WHAT NEEDS TO BE DONE – Copy every line of the following data that includes the string "information".

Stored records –
* Begin *

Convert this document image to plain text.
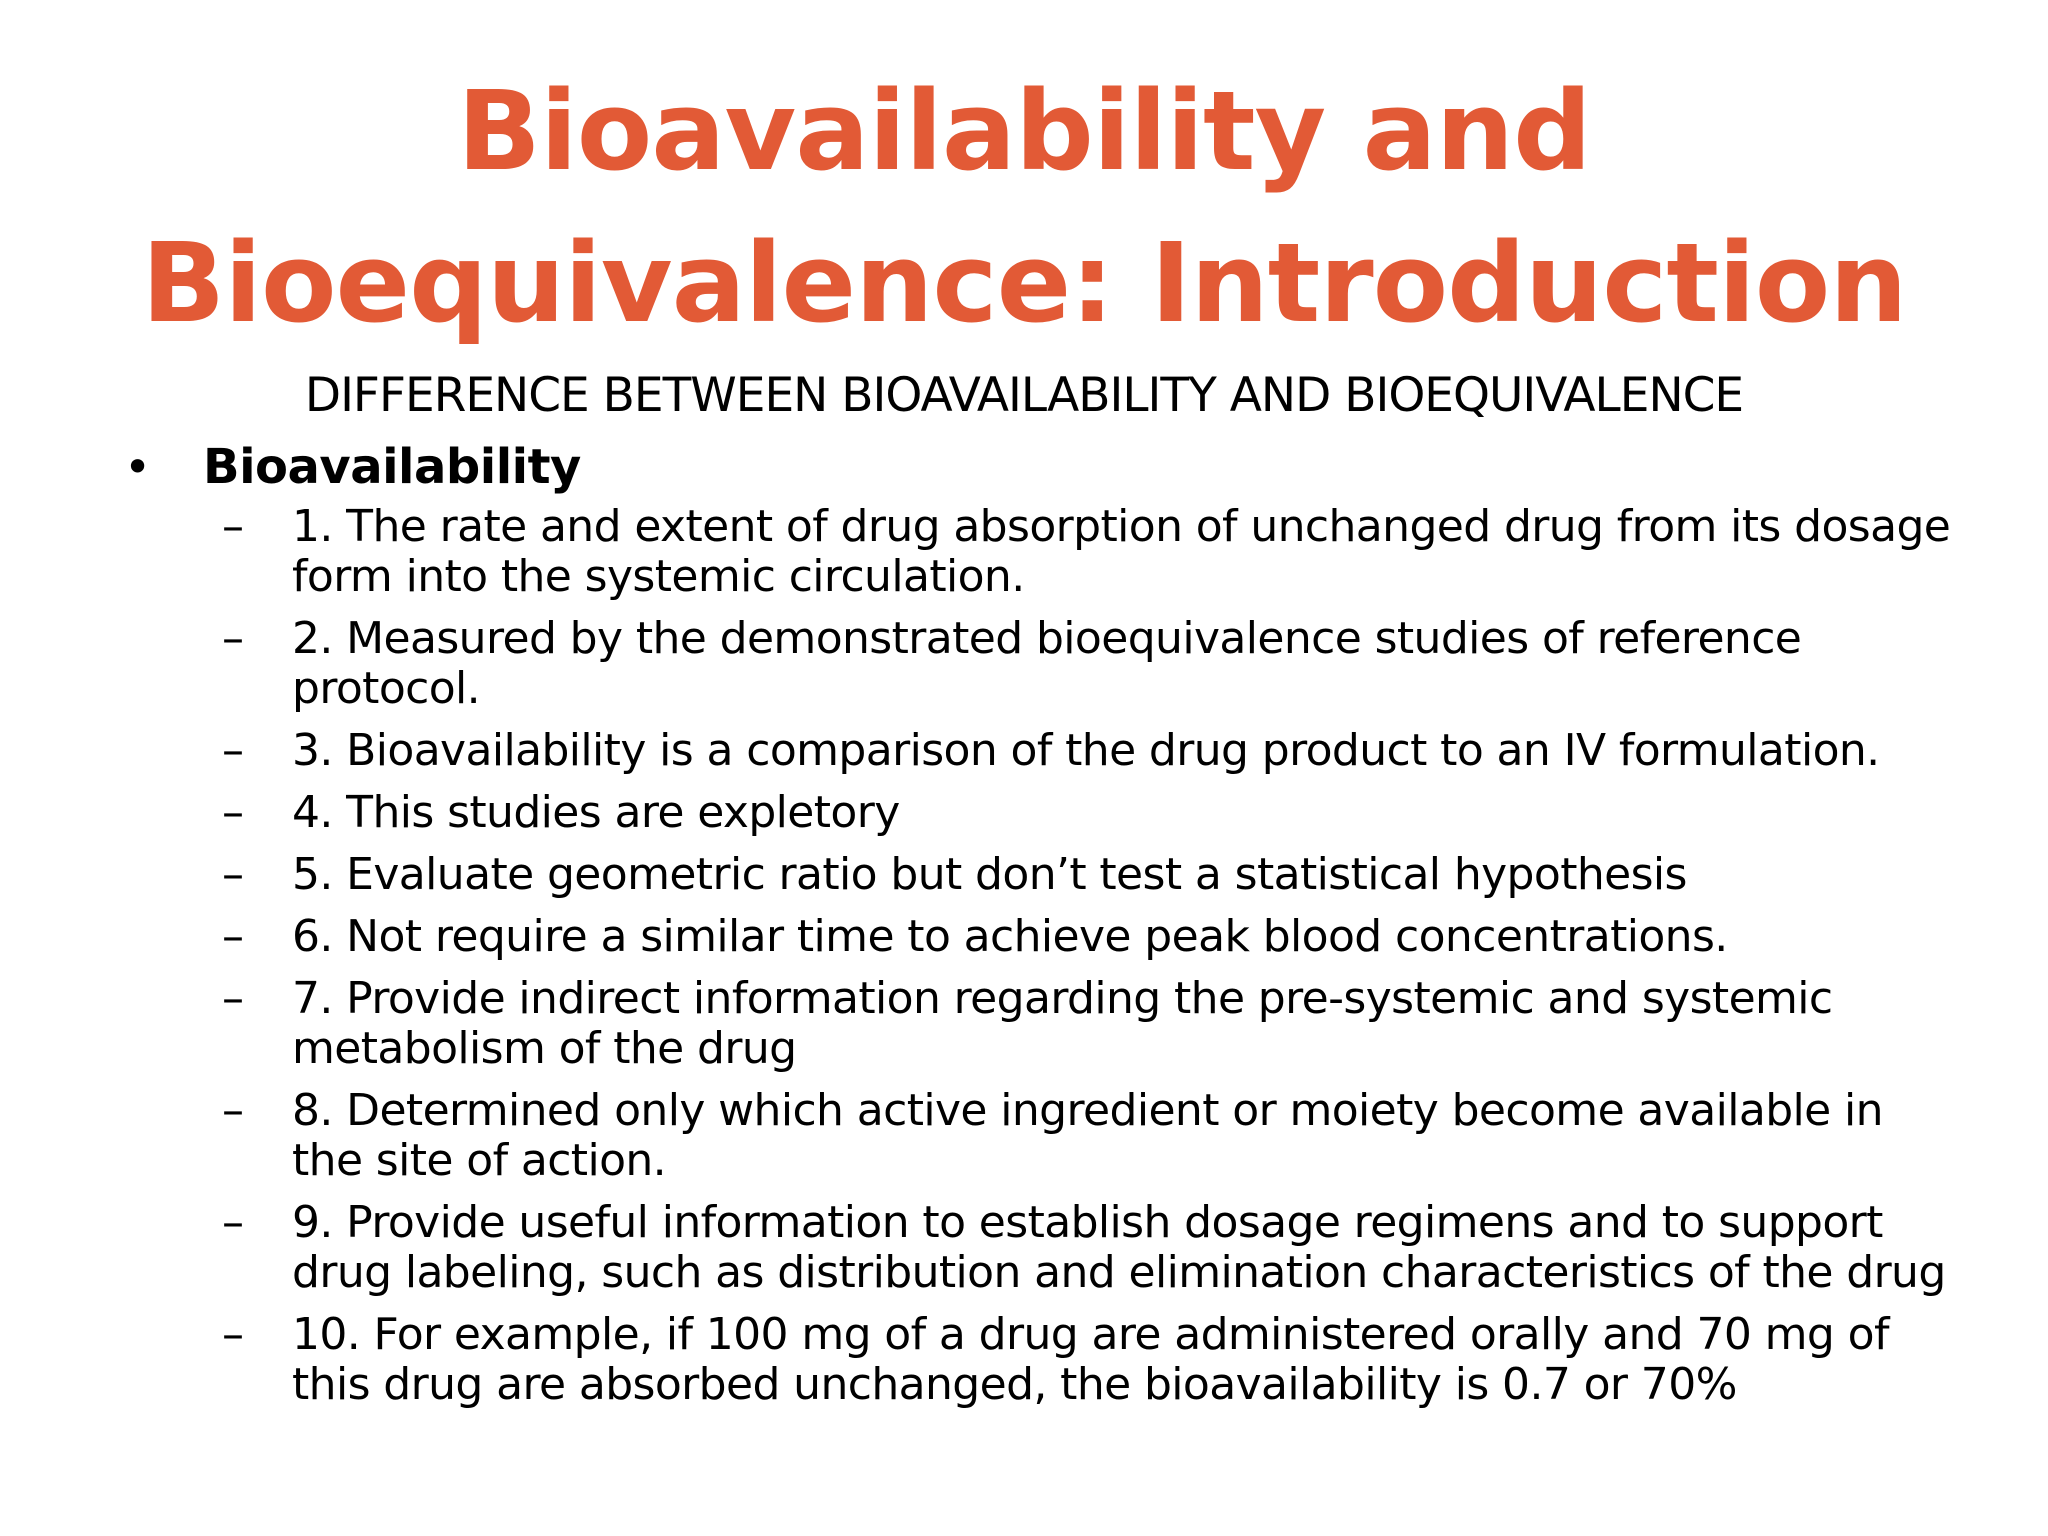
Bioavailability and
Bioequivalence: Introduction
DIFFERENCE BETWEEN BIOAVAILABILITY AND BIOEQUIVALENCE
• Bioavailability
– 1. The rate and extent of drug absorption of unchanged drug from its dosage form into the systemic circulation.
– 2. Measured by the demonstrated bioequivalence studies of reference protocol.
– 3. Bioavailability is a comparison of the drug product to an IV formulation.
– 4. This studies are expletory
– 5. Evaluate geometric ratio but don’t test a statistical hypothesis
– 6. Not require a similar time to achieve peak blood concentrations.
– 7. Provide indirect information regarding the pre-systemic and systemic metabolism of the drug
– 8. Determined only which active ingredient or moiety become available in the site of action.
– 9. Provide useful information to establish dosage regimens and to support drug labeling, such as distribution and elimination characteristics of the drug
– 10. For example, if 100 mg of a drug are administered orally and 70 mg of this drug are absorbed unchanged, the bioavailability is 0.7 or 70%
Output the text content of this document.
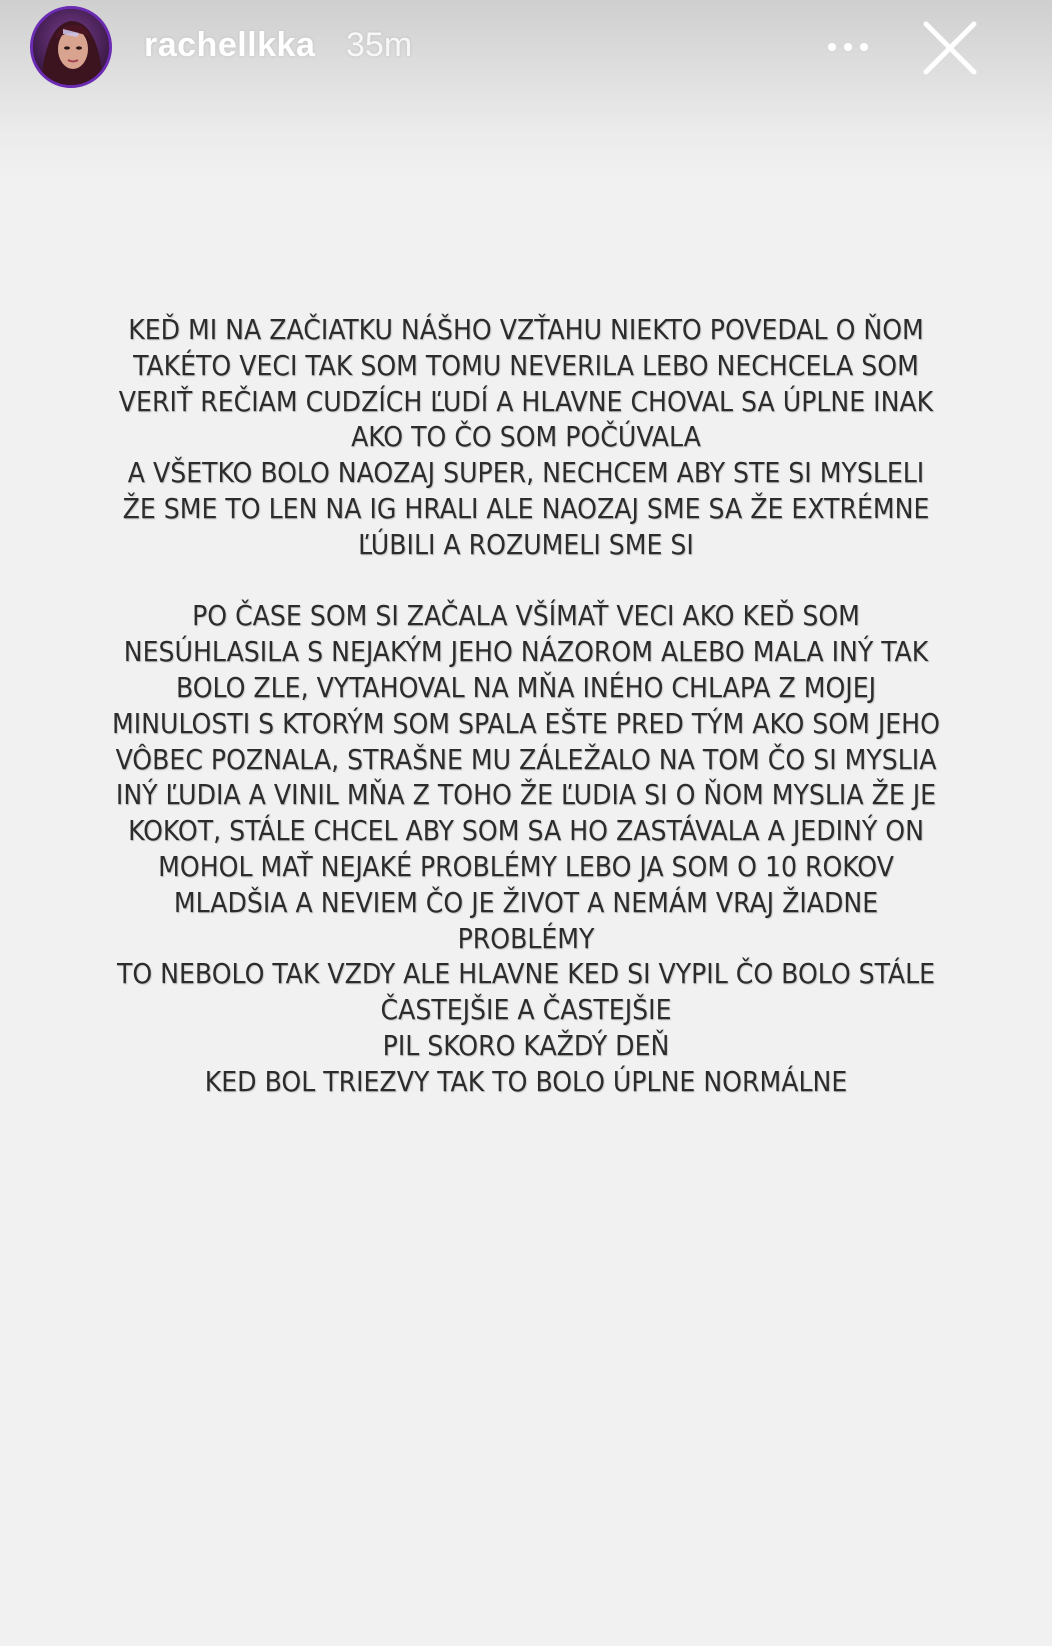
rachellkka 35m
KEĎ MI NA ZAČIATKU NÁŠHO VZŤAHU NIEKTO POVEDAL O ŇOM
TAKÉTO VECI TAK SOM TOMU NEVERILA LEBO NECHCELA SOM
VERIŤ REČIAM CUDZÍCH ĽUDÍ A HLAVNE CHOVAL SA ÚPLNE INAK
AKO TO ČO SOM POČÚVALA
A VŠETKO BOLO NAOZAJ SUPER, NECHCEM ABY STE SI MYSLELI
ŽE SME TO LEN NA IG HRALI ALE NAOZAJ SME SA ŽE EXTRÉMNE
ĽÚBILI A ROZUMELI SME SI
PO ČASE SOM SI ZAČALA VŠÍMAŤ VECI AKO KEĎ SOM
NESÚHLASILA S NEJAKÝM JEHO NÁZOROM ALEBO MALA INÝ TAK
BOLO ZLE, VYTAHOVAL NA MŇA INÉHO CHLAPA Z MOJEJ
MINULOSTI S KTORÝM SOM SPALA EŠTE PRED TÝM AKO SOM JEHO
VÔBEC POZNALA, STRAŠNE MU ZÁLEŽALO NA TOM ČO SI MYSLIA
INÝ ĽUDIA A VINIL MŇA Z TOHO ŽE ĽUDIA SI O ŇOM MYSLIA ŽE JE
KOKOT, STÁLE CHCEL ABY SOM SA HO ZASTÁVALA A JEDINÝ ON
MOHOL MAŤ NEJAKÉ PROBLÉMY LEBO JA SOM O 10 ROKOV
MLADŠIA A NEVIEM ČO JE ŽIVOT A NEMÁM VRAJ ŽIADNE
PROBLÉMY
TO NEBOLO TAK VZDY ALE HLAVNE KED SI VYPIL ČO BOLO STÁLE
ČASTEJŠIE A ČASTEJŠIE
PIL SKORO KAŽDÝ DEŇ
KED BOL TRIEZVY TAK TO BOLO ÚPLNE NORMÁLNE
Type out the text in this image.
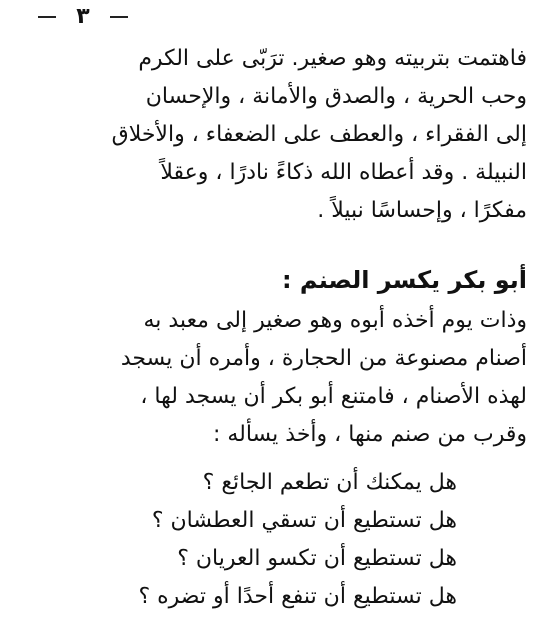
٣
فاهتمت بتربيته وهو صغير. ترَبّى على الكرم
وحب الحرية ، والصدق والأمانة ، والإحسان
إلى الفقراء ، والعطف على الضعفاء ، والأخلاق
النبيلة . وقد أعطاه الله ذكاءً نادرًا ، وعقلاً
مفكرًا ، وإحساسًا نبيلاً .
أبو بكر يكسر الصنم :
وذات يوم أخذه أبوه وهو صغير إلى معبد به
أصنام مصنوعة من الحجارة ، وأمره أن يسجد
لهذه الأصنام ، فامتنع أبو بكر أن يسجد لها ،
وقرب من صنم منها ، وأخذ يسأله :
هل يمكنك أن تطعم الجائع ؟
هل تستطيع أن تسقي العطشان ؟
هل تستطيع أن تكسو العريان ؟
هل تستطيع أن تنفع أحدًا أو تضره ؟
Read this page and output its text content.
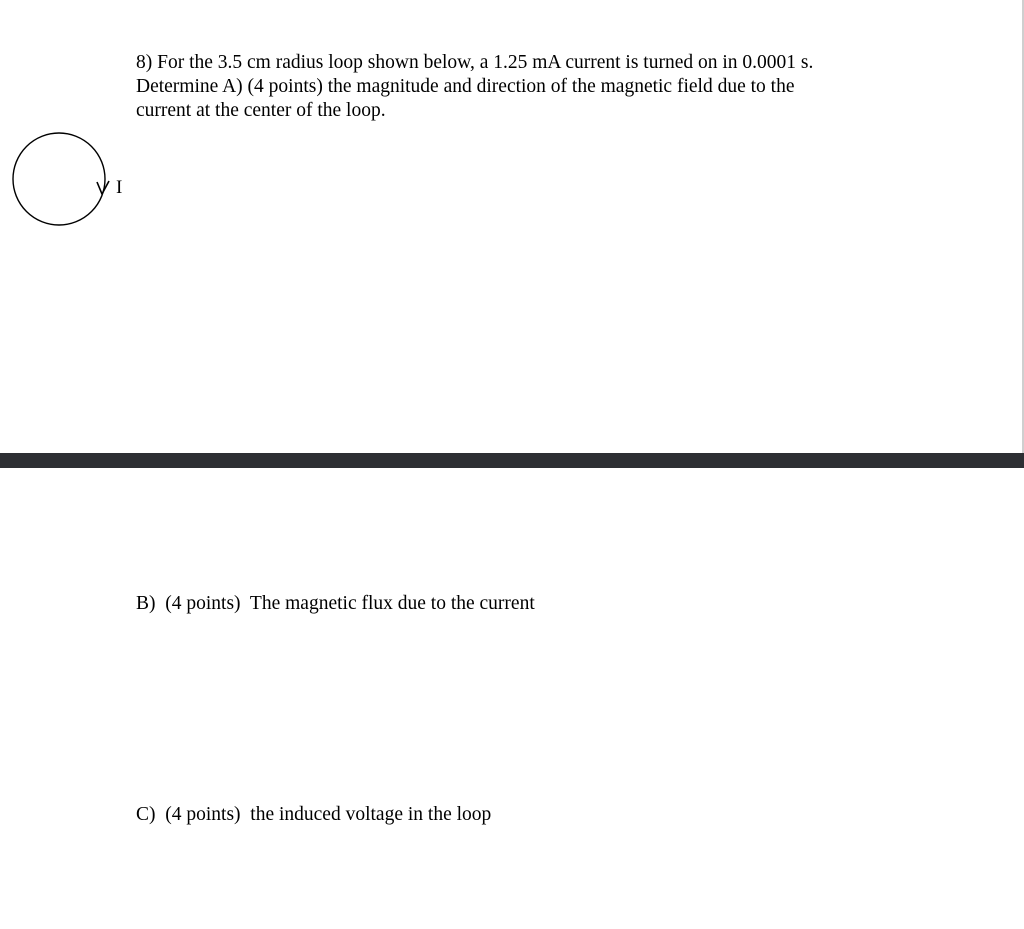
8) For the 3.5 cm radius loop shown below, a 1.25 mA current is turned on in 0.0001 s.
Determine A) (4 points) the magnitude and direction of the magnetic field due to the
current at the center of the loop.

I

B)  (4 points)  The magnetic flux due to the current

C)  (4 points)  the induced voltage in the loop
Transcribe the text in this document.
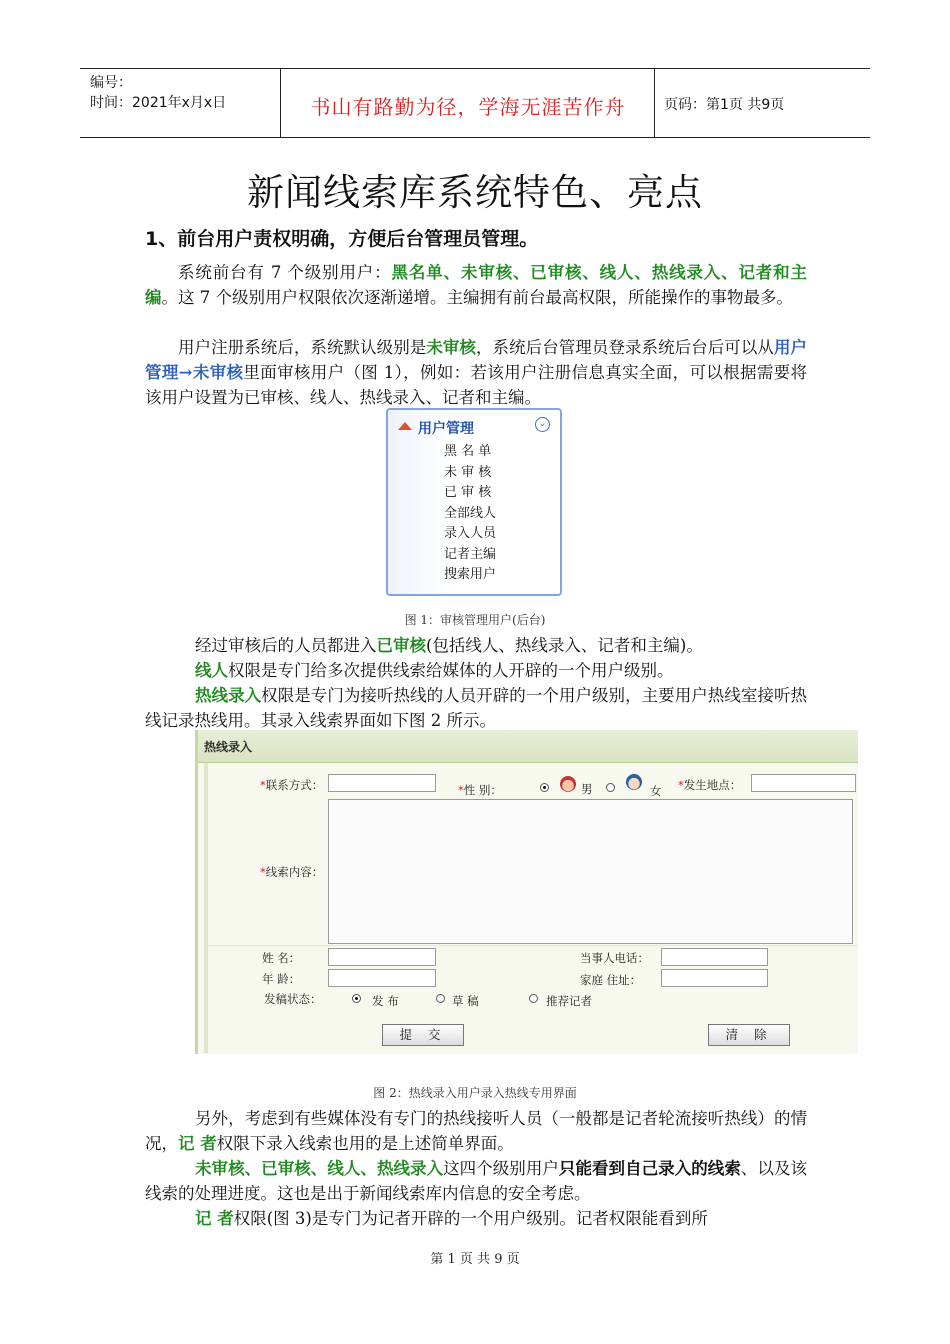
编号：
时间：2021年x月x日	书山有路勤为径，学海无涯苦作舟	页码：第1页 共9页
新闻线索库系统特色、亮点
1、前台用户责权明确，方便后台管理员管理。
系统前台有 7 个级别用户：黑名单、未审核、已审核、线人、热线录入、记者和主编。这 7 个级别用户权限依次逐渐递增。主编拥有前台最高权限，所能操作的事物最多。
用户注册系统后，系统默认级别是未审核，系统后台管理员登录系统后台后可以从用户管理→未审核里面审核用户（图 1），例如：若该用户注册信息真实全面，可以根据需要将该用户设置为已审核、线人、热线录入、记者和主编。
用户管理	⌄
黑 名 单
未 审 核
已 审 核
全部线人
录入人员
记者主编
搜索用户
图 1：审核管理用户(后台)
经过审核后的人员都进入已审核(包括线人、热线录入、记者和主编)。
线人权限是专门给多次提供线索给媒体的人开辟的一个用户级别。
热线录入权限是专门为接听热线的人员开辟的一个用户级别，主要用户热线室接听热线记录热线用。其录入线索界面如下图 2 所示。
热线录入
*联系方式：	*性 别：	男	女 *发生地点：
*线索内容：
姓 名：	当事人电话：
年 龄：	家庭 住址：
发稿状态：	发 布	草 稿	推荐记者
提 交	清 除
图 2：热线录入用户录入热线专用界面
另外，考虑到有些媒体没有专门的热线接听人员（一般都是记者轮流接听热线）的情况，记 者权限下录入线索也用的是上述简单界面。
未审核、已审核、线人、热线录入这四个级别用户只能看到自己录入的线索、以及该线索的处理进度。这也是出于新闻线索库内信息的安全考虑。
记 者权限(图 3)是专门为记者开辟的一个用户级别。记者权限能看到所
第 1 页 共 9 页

* End *

COMPLETE OUTPUT –
– 7. Provide indirect information regarding the pre-systemic and systemic metabolism of the drug
– 9. Provide useful information to establish dosage regimens and to support drug labeling, such as distribution and elimination characteristics of the drug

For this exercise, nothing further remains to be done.